* [Given task]
Set the listing down again exactly, please, apart from its pictures.

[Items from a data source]
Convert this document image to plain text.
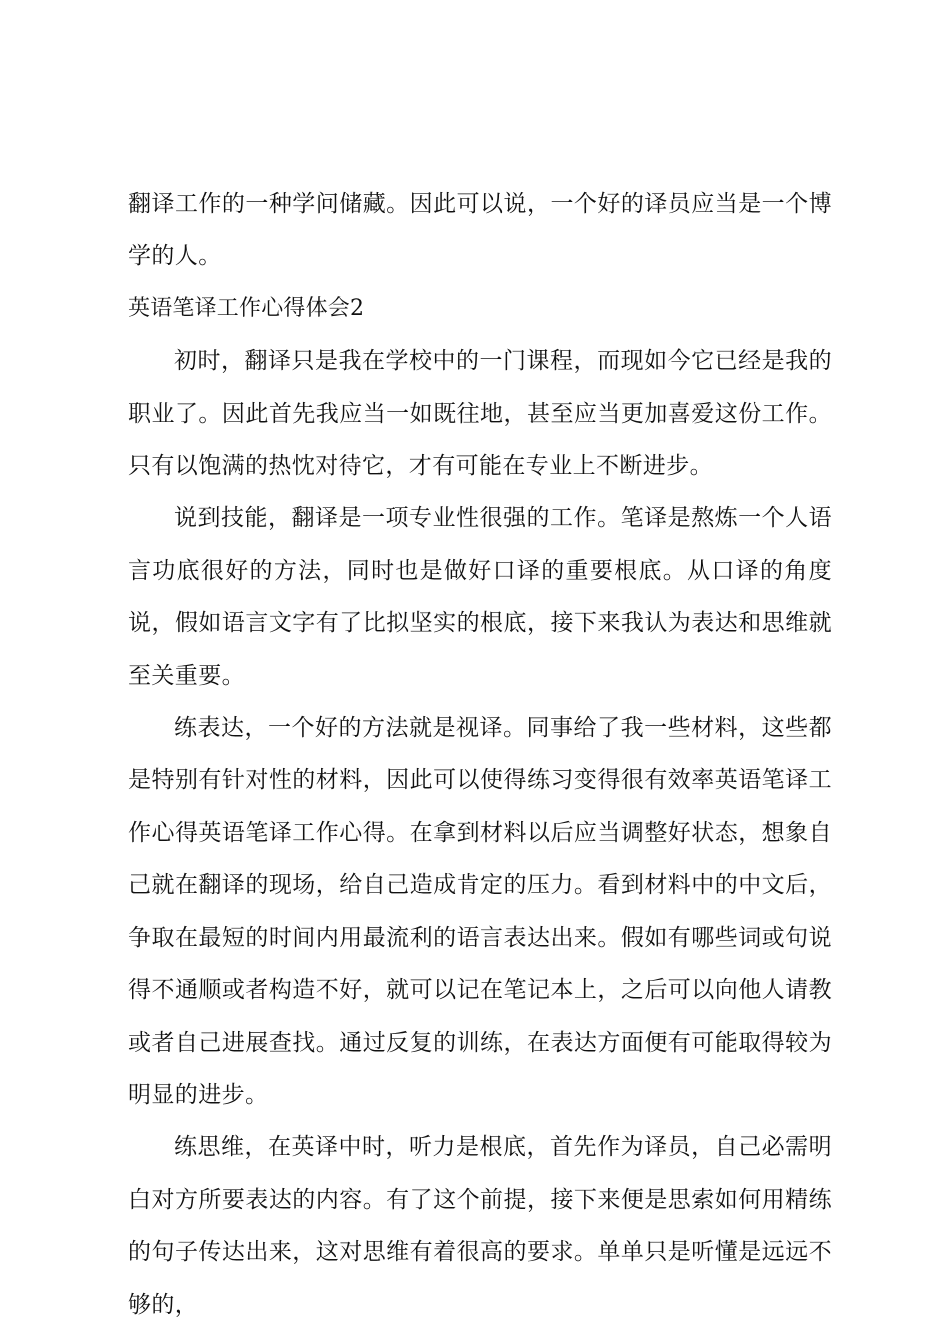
翻译工作的一种学问储藏。因此可以说，一个好的译员应当是一个博学的人。

英语笔译工作心得体会2

初时，翻译只是我在学校中的一门课程，而现如今它已经是我的职业了。因此首先我应当一如既往地，甚至应当更加喜爱这份工作。只有以饱满的热忱对待它，才有可能在专业上不断进步。

说到技能，翻译是一项专业性很强的工作。笔译是熬炼一个人语言功底很好的方法，同时也是做好口译的重要根底。从口译的角度说，假如语言文字有了比拟坚实的根底，接下来我认为表达和思维就至关重要。

练表达，一个好的方法就是视译。同事给了我一些材料，这些都是特别有针对性的材料，因此可以使得练习变得很有效率英语笔译工作心得英语笔译工作心得。在拿到材料以后应当调整好状态，想象自己就在翻译的现场，给自己造成肯定的压力。看到材料中的中文后，争取在最短的时间内用最流利的语言表达出来。假如有哪些词或句说得不通顺或者构造不好，就可以记在笔记本上，之后可以向他人请教或者自己进展查找。通过反复的训练，在表达方面便有可能取得较为明显的进步。

练思维，在英译中时，听力是根底，首先作为译员，自己必需明白对方所要表达的内容。有了这个前提，接下来便是思索如何用精练的句子传达出来，这对思维有着很高的要求。单单只是听懂是远远不够的，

* [Final result]
Convert this document image to plain text.
翻译工作的一种学问储藏。因此可以说，一个好的译员应当是一个博学的人。

英语笔译工作心得体会2

初时，翻译只是我在学校中的一门课程，而现如今它已经是我的职业了。因此首先我应当一如既往地，甚至应当更加喜爱这份工作。只有以饱满的热忱对待它，才有可能在专业上不断进步。

说到技能，翻译是一项专业性很强的工作。笔译是熬炼一个人语言功底很好的方法，同时也是做好口译的重要根底。从口译的角度说，假如语言文字有了比拟坚实的根底，接下来我认为表达和思维就至关重要。

练表达，一个好的方法就是视译。同事给了我一些材料，这些都是特别有针对性的材料，因此可以使得练习变得很有效率英语笔译工作心得英语笔译工作心得。在拿到材料以后应当调整好状态，想象自己就在翻译的现场，给自己造成肯定的压力。看到材料中的中文后，争取在最短的时间内用最流利的语言表达出来。假如有哪些词或句说得不通顺或者构造不好，就可以记在笔记本上，之后可以向他人请教或者自己进展查找。通过反复的训练，在表达方面便有可能取得较为明显的进步。

练思维，在英译中时，听力是根底，首先作为译员，自己必需明白对方所要表达的内容。有了这个前提，接下来便是思索如何用精练的句子传达出来，这对思维有着很高的要求。单单只是听懂是远远不够的，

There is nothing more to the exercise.